### WHAT IS EXPECTED
Rewrite the listing below with every "IMPACTO" changed to "IMPACT" and nothing else altered. Leave the pictures out of your version.

### RECORDS TO PROCESS
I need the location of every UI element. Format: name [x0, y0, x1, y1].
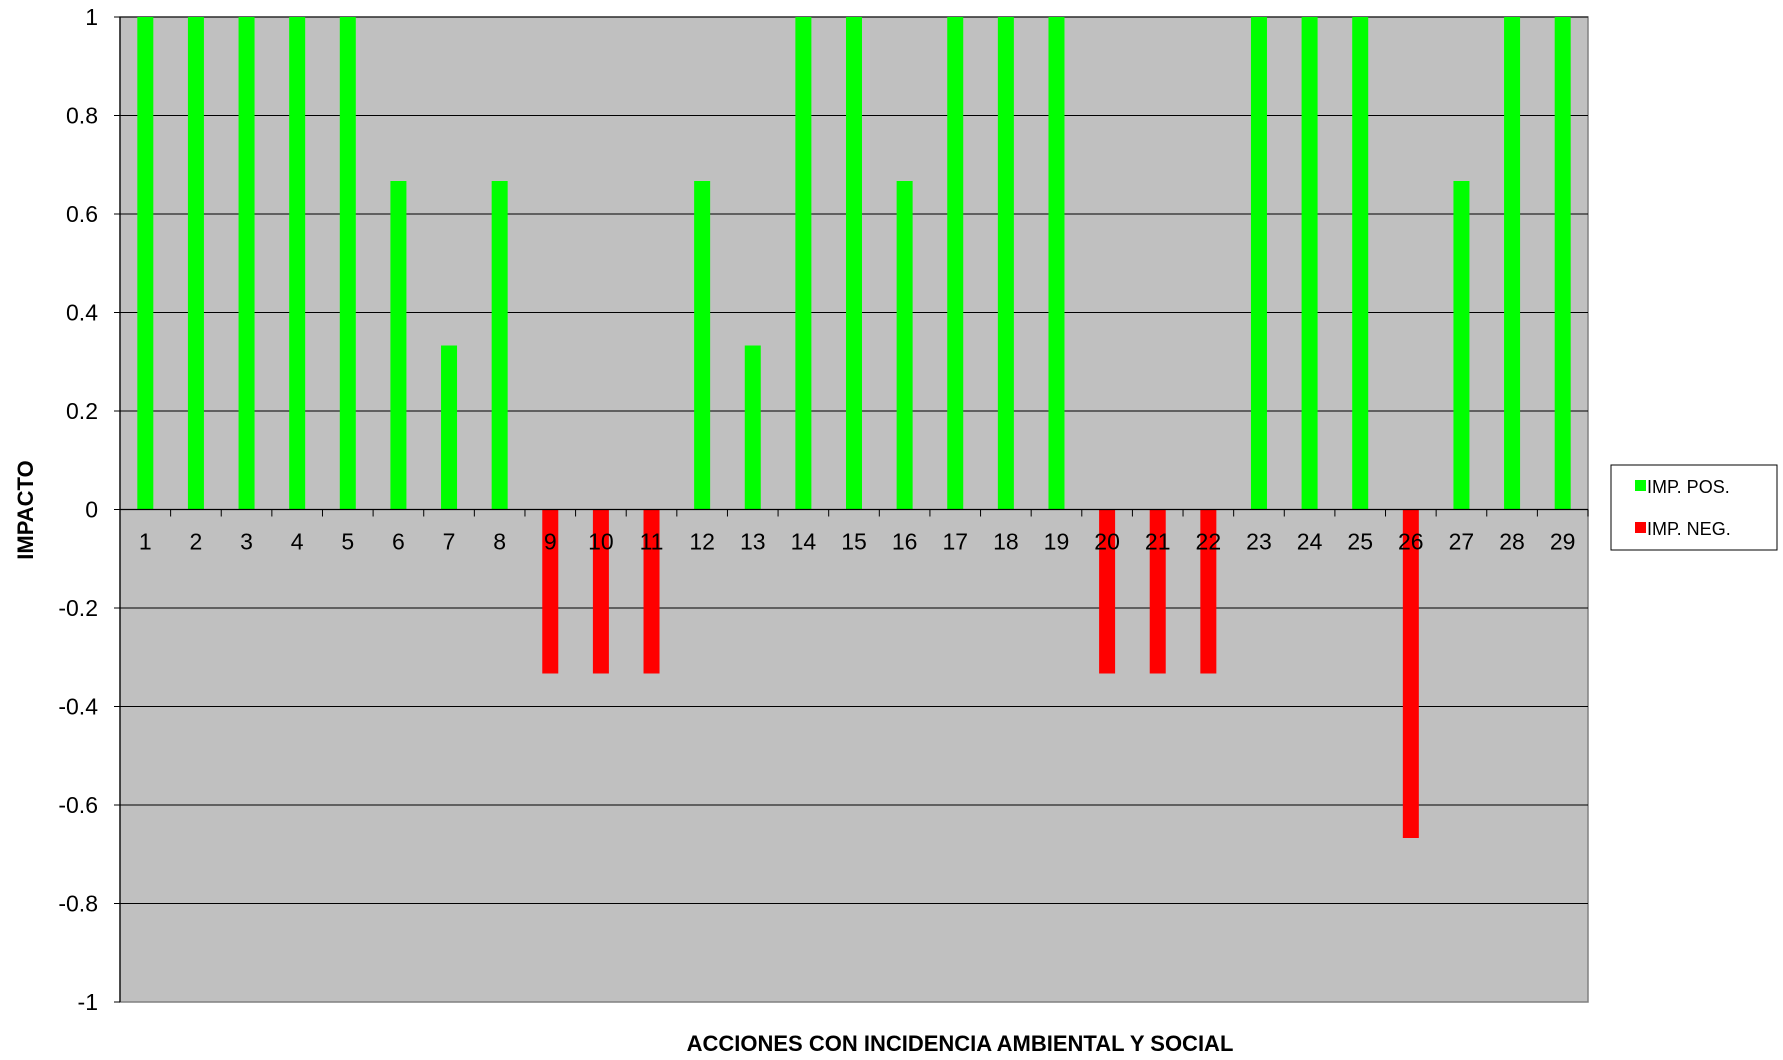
legend-swatch-pos: [1635, 480, 1646, 491]
x-tick-label: 4: [291, 529, 304, 555]
x-tick-label: 8: [493, 529, 506, 555]
x-tick-label: 16: [892, 529, 918, 555]
y-tick-label: 0.8: [66, 103, 98, 129]
x-tick-label: 26: [1398, 529, 1424, 555]
y-tick-label: 0.2: [66, 398, 98, 424]
bar-pos-28: [1504, 17, 1521, 510]
x-tick-labels: 1 2 3 4 5 6 7 8 9 10 11 12 13 14 15 16 17 18 19 20 21 22 23 24 2…: [139, 529, 1576, 555]
x-tick-label: 21: [1145, 529, 1171, 555]
bar-pos-12: [694, 181, 711, 510]
y-tick-label: -0.8: [58, 891, 98, 917]
legend: IMP. POS. IMP. NEG.: [1610, 464, 1778, 551]
bar-pos-17: [947, 17, 964, 510]
x-tick-label: 20: [1094, 529, 1120, 555]
x-tick-label: 7: [443, 529, 456, 555]
x-tick-label: 6: [392, 529, 405, 555]
y-tick-label: 0.6: [66, 201, 98, 227]
bar-neg-9: [542, 509, 559, 674]
bar-pos-18: [997, 17, 1014, 510]
bar-neg-22: [1200, 509, 1217, 674]
bar-pos-14: [795, 17, 812, 510]
bars: [137, 17, 1571, 838]
bar-pos-4: [289, 17, 306, 510]
bar-neg-10: [592, 509, 609, 674]
x-tick-label: 10: [588, 529, 614, 555]
y-tick-label: -0.2: [58, 595, 98, 621]
x-tick-label: 18: [993, 529, 1019, 555]
bar-pos-2: [187, 17, 204, 510]
x-tick-label: 2: [190, 529, 203, 555]
bar-pos-6: [390, 181, 407, 510]
x-tick-label: 27: [1449, 529, 1475, 555]
y-tick-label: -1: [78, 989, 98, 1015]
bar-pos-27: [1453, 181, 1470, 510]
y-tick-label: 1: [85, 4, 98, 30]
bar-pos-16: [896, 181, 913, 510]
x-tick-label: 3: [240, 529, 253, 555]
legend-box: [1610, 464, 1778, 551]
bar-pos-19: [1048, 17, 1065, 510]
x-tick-label: 15: [841, 529, 867, 555]
x-tick-label: 17: [942, 529, 968, 555]
bar-pos-24: [1301, 17, 1318, 510]
bar-pos-13: [744, 345, 761, 510]
x-tick-label: 28: [1499, 529, 1525, 555]
x-tick-label: 22: [1196, 529, 1222, 555]
bar-pos-23: [1250, 17, 1267, 510]
x-tick-label: 5: [341, 529, 354, 555]
legend-swatch-neg: [1635, 522, 1646, 533]
bar-pos-1: [137, 17, 154, 510]
x-tick-label: 14: [791, 529, 817, 555]
bar-pos-3: [238, 17, 255, 510]
x-tick-label: 11: [640, 529, 664, 555]
y-tick-label: 0.4: [66, 300, 98, 326]
bar-pos-15: [846, 17, 862, 510]
y-tick-label: 0: [85, 497, 98, 523]
bar-neg-20: [1099, 509, 1116, 674]
x-tick-label: 1: [139, 529, 152, 555]
x-tick-label: 19: [1044, 529, 1070, 555]
x-tick-label: 24: [1297, 529, 1323, 555]
bar-neg-21: [1149, 509, 1166, 674]
bar-pos-29: [1554, 17, 1571, 510]
bar-pos-25: [1352, 17, 1369, 510]
bar-pos-8: [491, 181, 508, 510]
y-axis-title: IMPACTO: [13, 460, 38, 559]
x-tick-label: 25: [1347, 529, 1373, 555]
x-tick-label: 23: [1246, 529, 1272, 555]
x-axis-title: ACCIONES CON INCIDENCIA AMBIENTAL Y SOCI…: [687, 1031, 1234, 1056]
legend-label-pos: IMP. POS.: [1647, 477, 1730, 497]
x-tick-label: 9: [544, 529, 557, 555]
x-tick-label: 12: [689, 529, 715, 555]
x-tick-label: 29: [1550, 529, 1576, 555]
bar-pos-5: [339, 17, 356, 510]
bar-pos-7: [441, 345, 458, 510]
bar-neg-26: [1402, 509, 1419, 838]
y-tick-label: -0.6: [58, 792, 98, 818]
x-tick-label: 13: [740, 529, 766, 555]
y-tick-labels: 1 0.8 0.6 0.4 0.2 0 -0.2 -0.4 -0.6 -0.8 -1: [58, 4, 98, 1015]
bar-neg-11: [643, 509, 660, 674]
y-tick-label: -0.4: [58, 694, 98, 720]
axes: [119, 17, 1589, 1002]
legend-label-neg: IMP. NEG.: [1647, 519, 1731, 539]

### RESULT
I need the location of every UI element. Format: name [x0, y0, x1, y1].
legend-swatch-pos: [1635, 480, 1646, 491]
x-tick-label: 4: [291, 529, 304, 555]
x-tick-label: 8: [493, 529, 506, 555]
x-tick-label: 16: [892, 529, 918, 555]
y-tick-label: 0.8: [66, 103, 98, 129]
x-tick-label: 26: [1398, 529, 1424, 555]
y-tick-label: 0.2: [66, 398, 98, 424]
bar-pos-28: [1504, 17, 1521, 510]
x-tick-labels: 1 2 3 4 5 6 7 8 9 10 11 12 13 14 15 16 17 18 19 20 21 22 23 24 2…: [139, 529, 1576, 555]
x-tick-label: 21: [1145, 529, 1171, 555]
bar-pos-12: [694, 181, 711, 510]
y-tick-label: -0.8: [58, 891, 98, 917]
legend: IMP. POS. IMP. NEG.: [1610, 464, 1778, 551]
bar-pos-17: [947, 17, 964, 510]
x-tick-label: 20: [1094, 529, 1120, 555]
x-tick-label: 7: [443, 529, 456, 555]
x-tick-label: 6: [392, 529, 405, 555]
y-tick-label: 0.6: [66, 201, 98, 227]
bar-neg-9: [542, 509, 559, 674]
bar-pos-18: [997, 17, 1014, 510]
bar-neg-22: [1200, 509, 1217, 674]
bar-pos-14: [795, 17, 812, 510]
bars: [137, 17, 1571, 838]
bar-pos-4: [289, 17, 306, 510]
bar-neg-10: [592, 509, 609, 674]
x-tick-label: 10: [588, 529, 614, 555]
y-tick-label: -0.2: [58, 595, 98, 621]
x-tick-label: 18: [993, 529, 1019, 555]
bar-pos-2: [187, 17, 204, 510]
x-tick-label: 2: [190, 529, 203, 555]
bar-pos-6: [390, 181, 407, 510]
x-tick-label: 27: [1449, 529, 1475, 555]
y-tick-label: -1: [78, 989, 98, 1015]
bar-pos-27: [1453, 181, 1470, 510]
y-tick-label: 1: [85, 4, 98, 30]
bar-pos-16: [896, 181, 913, 510]
x-tick-label: 3: [240, 529, 253, 555]
legend-box: [1610, 464, 1778, 551]
bar-pos-19: [1048, 17, 1065, 510]
x-tick-label: 15: [841, 529, 867, 555]
x-tick-label: 17: [942, 529, 968, 555]
bar-pos-24: [1301, 17, 1318, 510]
bar-pos-13: [744, 345, 761, 510]
x-tick-label: 28: [1499, 529, 1525, 555]
x-tick-label: 22: [1196, 529, 1222, 555]
bar-pos-23: [1250, 17, 1267, 510]
x-tick-label: 5: [341, 529, 354, 555]
legend-swatch-neg: [1635, 522, 1646, 533]
bar-pos-1: [137, 17, 154, 510]
x-tick-label: 14: [791, 529, 817, 555]
bar-pos-3: [238, 17, 255, 510]
x-tick-label: 11: [640, 529, 664, 555]
y-tick-label: 0.4: [66, 300, 98, 326]
bar-pos-15: [846, 17, 862, 510]
y-tick-label: 0: [85, 497, 98, 523]
bar-neg-20: [1099, 509, 1116, 674]
x-tick-label: 1: [139, 529, 152, 555]
x-tick-label: 19: [1044, 529, 1070, 555]
x-tick-label: 24: [1297, 529, 1323, 555]
bar-neg-21: [1149, 509, 1166, 674]
bar-pos-29: [1554, 17, 1571, 510]
bar-pos-25: [1352, 17, 1369, 510]
bar-pos-8: [491, 181, 508, 510]
y-axis-title: IMPACT: [13, 460, 38, 559]
x-tick-label: 25: [1347, 529, 1373, 555]
x-tick-label: 23: [1246, 529, 1272, 555]
x-axis-title: ACCIONES CON INCIDENCIA AMBIENTAL Y SOCI…: [687, 1031, 1234, 1056]
legend-label-pos: IMP. POS.: [1647, 477, 1730, 497]
x-tick-label: 9: [544, 529, 557, 555]
x-tick-label: 12: [689, 529, 715, 555]
x-tick-label: 29: [1550, 529, 1576, 555]
bar-pos-5: [339, 17, 356, 510]
bar-pos-7: [441, 345, 458, 510]
bar-neg-26: [1402, 509, 1419, 838]
y-tick-label: -0.6: [58, 792, 98, 818]
x-tick-label: 13: [740, 529, 766, 555]
y-tick-labels: 1 0.8 0.6 0.4 0.2 0 -0.2 -0.4 -0.6 -0.8 -1: [58, 4, 98, 1015]
bar-neg-11: [643, 509, 660, 674]
y-tick-label: -0.4: [58, 694, 98, 720]
axes: [119, 17, 1589, 1002]
legend-label-neg: IMP. NEG.: [1647, 519, 1731, 539]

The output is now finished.